Instructions to follow
Copy out every line in which the string "name" occurs.

===== Supplied material

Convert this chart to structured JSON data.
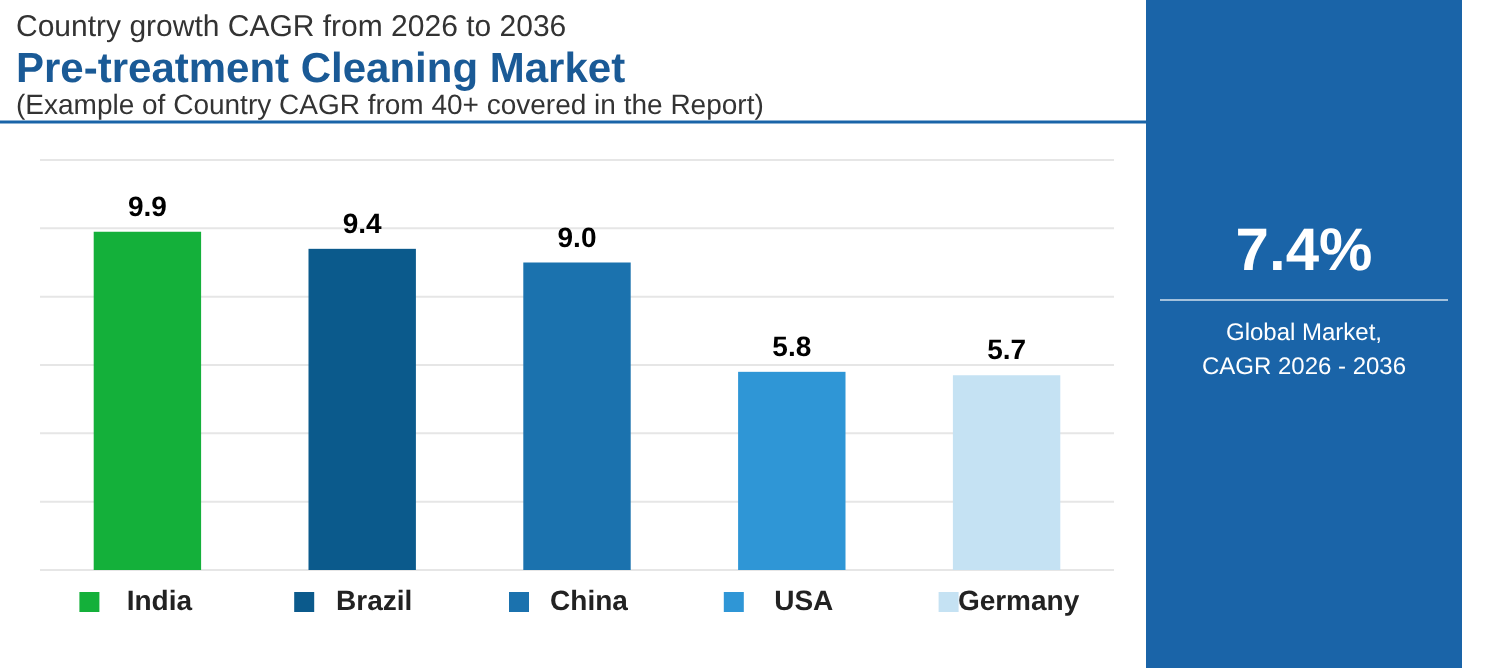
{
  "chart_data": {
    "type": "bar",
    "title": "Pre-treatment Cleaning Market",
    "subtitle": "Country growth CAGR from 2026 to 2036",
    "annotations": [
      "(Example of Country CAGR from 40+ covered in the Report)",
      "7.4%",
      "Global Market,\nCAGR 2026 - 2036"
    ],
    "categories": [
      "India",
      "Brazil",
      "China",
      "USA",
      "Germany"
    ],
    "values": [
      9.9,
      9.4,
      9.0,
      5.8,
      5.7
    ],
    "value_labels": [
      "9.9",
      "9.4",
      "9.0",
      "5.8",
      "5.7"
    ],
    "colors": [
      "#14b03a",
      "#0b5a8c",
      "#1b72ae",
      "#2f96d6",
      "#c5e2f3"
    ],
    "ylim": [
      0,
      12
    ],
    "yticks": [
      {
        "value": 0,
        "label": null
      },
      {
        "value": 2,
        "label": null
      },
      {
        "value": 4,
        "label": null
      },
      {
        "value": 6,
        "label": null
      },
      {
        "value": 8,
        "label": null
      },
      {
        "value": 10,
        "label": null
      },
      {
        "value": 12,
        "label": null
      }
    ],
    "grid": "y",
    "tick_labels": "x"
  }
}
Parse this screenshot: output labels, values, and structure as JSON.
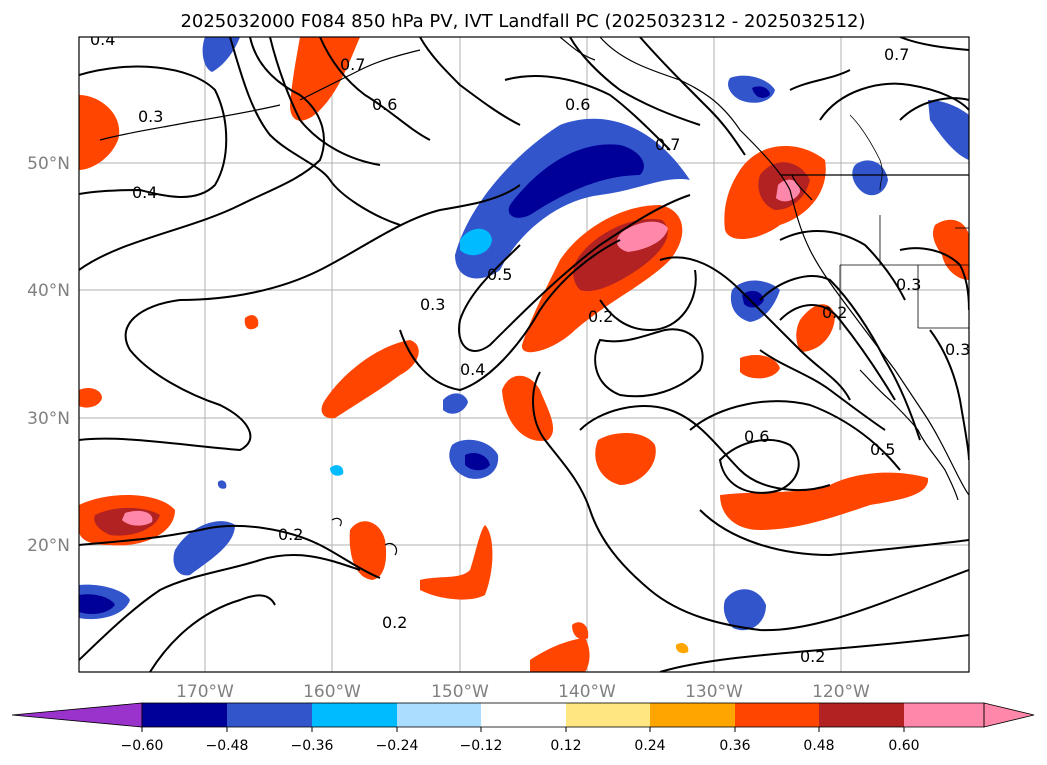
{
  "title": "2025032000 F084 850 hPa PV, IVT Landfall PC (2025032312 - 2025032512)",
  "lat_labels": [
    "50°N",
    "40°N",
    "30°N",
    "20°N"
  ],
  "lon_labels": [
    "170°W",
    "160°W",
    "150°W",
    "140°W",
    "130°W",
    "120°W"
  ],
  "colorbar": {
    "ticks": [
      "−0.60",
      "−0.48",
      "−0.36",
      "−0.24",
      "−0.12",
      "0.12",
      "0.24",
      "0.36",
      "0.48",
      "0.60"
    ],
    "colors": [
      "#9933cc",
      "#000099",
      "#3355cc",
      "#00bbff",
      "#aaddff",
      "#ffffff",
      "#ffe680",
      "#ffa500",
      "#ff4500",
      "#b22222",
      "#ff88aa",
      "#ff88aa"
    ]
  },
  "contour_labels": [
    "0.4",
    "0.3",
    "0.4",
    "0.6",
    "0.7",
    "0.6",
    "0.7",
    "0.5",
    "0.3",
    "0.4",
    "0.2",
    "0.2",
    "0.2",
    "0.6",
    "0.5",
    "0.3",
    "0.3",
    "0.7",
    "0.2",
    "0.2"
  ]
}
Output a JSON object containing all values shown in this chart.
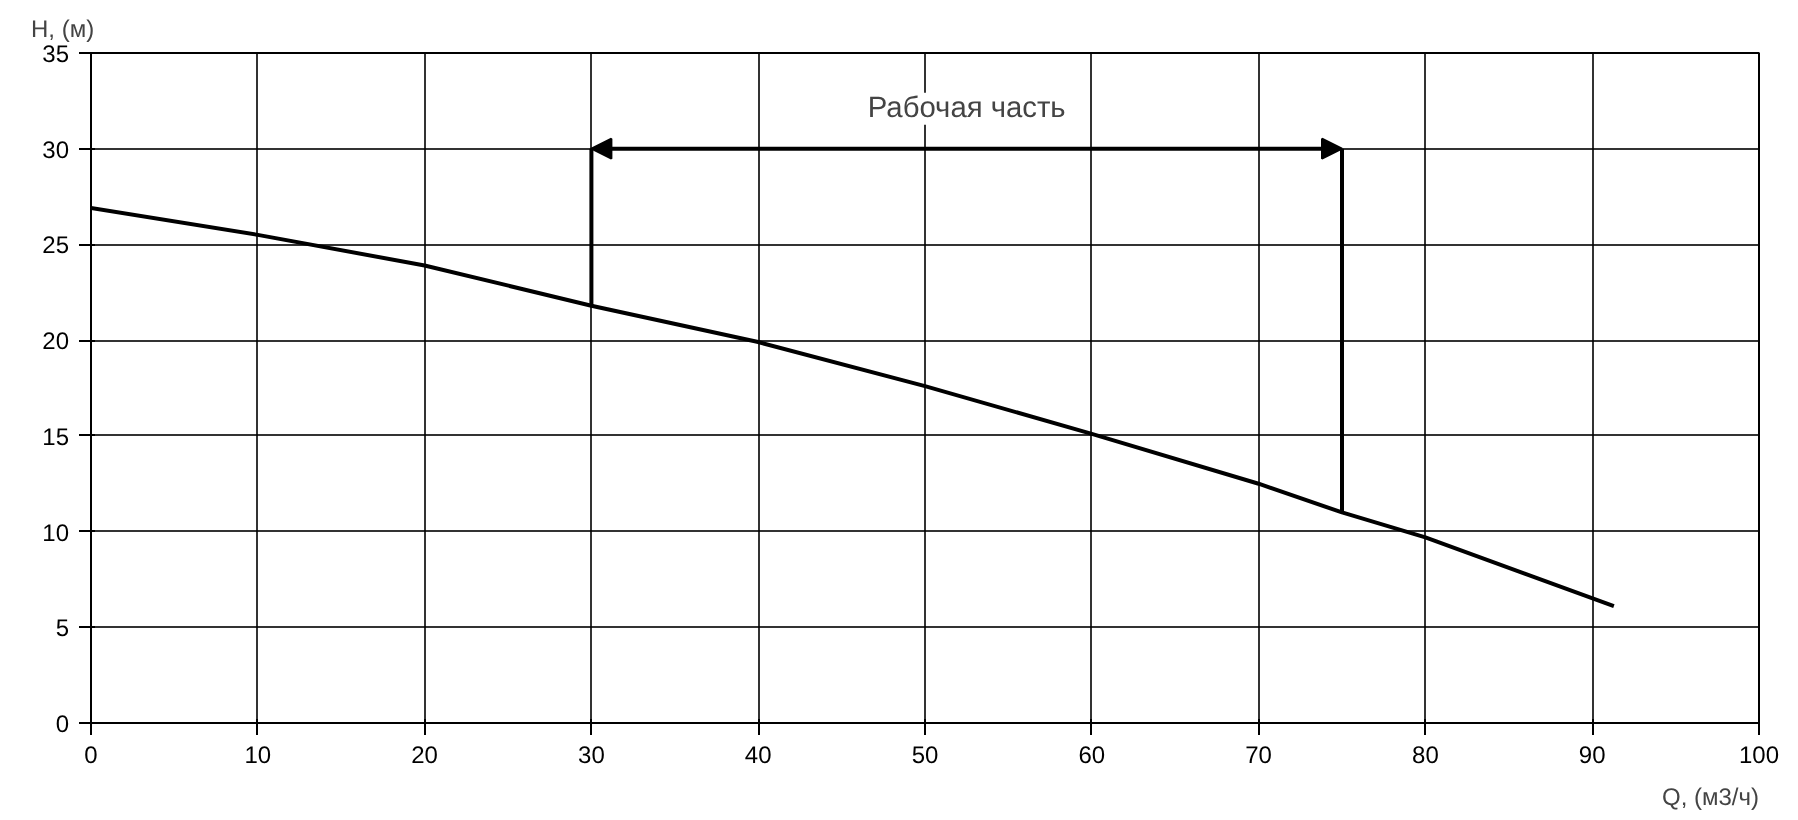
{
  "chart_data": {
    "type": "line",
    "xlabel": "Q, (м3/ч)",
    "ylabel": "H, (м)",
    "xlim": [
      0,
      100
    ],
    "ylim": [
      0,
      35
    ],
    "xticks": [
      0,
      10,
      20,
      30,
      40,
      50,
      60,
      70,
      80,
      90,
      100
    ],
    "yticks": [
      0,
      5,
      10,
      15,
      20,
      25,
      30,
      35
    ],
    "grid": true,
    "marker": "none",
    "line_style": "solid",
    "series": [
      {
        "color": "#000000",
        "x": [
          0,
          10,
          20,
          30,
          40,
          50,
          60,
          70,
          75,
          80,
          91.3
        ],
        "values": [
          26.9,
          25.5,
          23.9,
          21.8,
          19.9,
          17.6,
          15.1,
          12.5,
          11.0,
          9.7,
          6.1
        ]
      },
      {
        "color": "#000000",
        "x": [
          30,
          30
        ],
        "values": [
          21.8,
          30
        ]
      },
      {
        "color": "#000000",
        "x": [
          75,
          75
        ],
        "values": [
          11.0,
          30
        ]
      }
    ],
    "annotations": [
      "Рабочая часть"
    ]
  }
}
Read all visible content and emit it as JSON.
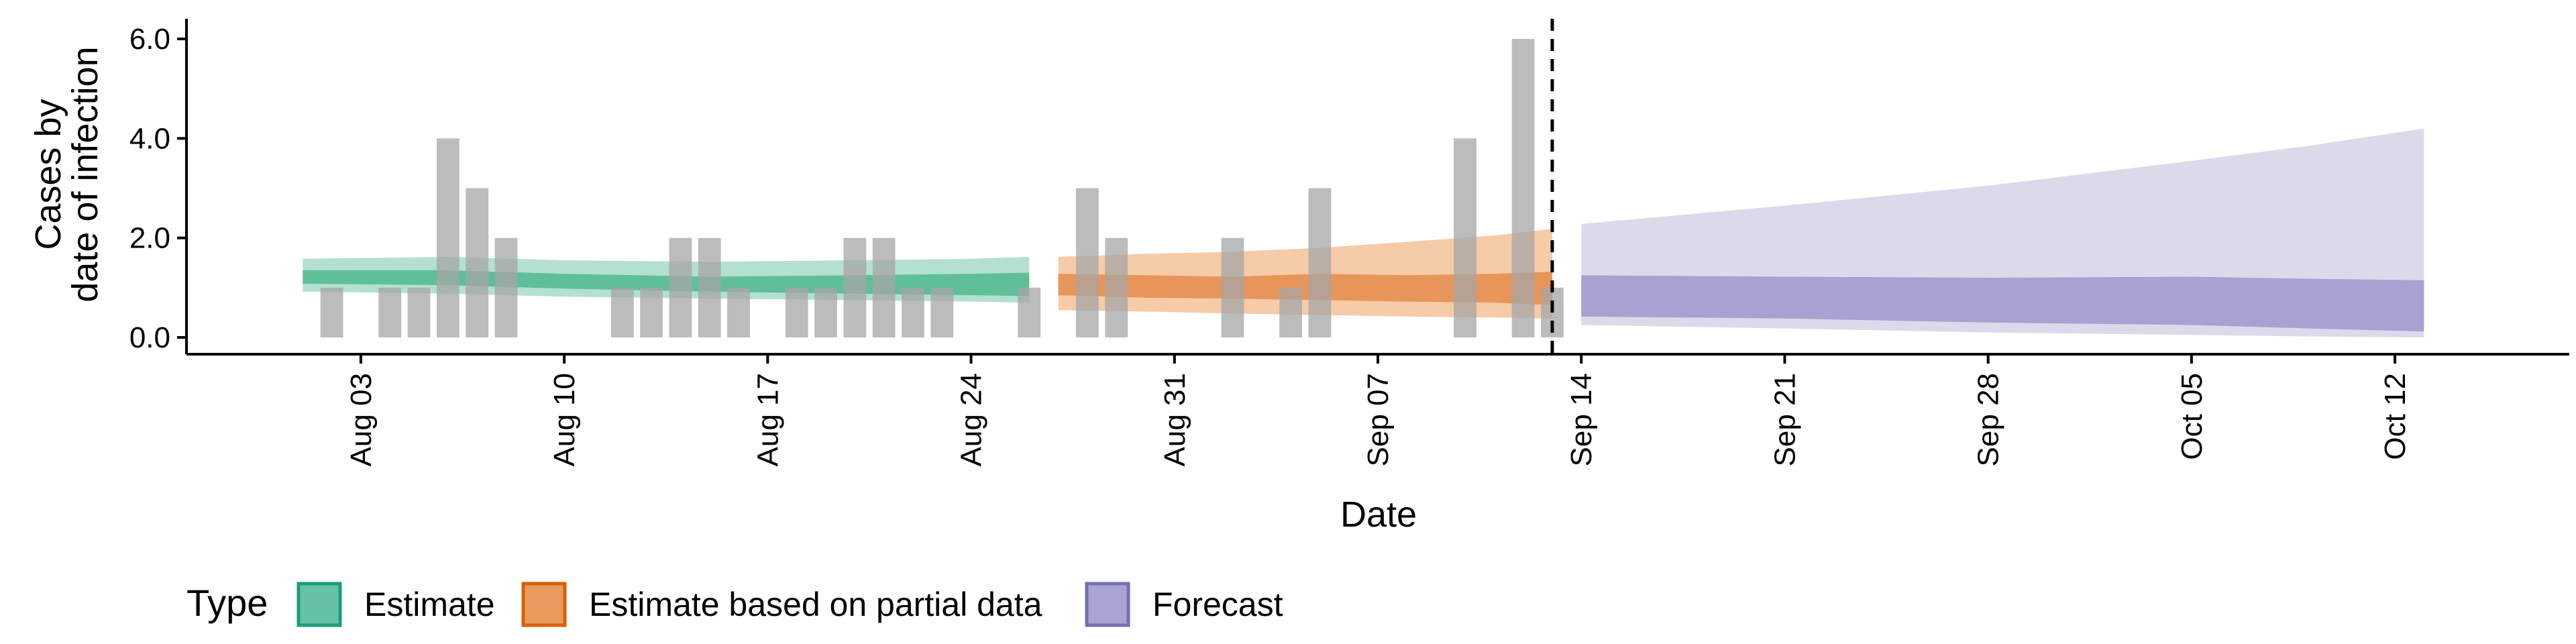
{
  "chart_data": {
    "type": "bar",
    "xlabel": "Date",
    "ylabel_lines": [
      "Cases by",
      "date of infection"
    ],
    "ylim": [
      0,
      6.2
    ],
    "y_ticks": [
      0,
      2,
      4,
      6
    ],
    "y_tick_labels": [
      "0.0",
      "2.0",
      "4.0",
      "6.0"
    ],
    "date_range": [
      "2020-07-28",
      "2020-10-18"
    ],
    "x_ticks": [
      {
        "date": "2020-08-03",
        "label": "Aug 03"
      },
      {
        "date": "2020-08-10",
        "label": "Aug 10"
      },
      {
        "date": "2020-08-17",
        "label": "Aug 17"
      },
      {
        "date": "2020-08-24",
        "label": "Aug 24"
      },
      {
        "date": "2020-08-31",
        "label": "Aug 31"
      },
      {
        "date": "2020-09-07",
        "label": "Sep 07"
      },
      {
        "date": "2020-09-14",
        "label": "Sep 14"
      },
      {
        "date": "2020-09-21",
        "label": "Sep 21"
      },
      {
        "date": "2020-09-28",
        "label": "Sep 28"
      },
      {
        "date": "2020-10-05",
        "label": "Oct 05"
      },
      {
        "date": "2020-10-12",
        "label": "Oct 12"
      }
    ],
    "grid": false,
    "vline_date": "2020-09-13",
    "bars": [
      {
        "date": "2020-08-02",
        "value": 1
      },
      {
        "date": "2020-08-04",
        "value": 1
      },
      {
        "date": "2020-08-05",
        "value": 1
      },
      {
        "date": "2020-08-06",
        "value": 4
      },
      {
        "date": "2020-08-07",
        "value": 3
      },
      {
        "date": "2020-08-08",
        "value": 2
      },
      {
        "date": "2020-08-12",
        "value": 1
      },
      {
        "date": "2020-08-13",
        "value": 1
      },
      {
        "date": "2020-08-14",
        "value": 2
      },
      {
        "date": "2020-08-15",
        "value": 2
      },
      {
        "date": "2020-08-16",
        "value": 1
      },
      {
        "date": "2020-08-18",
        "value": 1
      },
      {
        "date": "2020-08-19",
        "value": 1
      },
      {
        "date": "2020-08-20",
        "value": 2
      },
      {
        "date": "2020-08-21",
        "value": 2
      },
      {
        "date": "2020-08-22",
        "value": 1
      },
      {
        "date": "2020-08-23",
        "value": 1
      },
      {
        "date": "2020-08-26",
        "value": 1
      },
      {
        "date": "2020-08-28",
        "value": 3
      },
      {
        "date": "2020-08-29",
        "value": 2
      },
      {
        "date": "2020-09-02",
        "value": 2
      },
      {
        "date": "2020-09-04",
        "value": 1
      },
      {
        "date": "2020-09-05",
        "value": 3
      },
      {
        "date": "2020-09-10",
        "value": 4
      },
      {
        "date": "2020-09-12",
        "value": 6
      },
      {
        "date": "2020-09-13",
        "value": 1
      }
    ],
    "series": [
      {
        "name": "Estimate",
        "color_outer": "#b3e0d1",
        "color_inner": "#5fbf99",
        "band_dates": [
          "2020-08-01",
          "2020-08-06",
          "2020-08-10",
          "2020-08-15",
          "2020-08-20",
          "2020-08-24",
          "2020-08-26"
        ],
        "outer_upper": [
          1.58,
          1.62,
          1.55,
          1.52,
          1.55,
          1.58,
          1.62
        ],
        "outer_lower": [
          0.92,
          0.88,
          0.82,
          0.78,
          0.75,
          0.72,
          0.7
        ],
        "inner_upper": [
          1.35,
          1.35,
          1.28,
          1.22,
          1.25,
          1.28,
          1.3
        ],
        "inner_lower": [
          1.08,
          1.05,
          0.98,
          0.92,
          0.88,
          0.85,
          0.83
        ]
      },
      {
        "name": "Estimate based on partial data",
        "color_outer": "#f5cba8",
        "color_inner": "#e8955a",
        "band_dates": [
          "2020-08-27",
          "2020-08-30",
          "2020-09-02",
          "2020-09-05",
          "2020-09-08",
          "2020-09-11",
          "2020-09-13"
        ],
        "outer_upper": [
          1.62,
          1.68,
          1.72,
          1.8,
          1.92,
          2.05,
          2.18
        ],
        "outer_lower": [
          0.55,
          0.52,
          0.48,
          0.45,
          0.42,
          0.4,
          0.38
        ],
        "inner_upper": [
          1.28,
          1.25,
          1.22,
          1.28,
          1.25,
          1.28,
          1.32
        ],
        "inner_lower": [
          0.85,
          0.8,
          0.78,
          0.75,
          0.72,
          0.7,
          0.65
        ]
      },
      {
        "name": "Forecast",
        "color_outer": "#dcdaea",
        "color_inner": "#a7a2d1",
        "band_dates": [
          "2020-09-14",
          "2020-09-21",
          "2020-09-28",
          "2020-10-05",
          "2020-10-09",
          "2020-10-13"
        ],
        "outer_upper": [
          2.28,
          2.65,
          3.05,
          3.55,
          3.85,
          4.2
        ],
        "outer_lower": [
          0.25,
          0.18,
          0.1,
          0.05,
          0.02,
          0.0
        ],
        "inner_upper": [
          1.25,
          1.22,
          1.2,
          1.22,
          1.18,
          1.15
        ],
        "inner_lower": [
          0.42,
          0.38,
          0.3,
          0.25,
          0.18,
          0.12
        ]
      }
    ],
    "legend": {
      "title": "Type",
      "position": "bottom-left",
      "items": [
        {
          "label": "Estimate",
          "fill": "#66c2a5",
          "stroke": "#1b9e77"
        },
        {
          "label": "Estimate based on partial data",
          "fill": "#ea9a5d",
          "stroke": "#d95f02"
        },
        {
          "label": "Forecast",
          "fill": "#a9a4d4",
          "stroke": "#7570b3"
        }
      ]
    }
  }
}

==========

Task output
        "name": "Estimate",
        "name": "Estimate based on partial data",
        "name": "Forecast",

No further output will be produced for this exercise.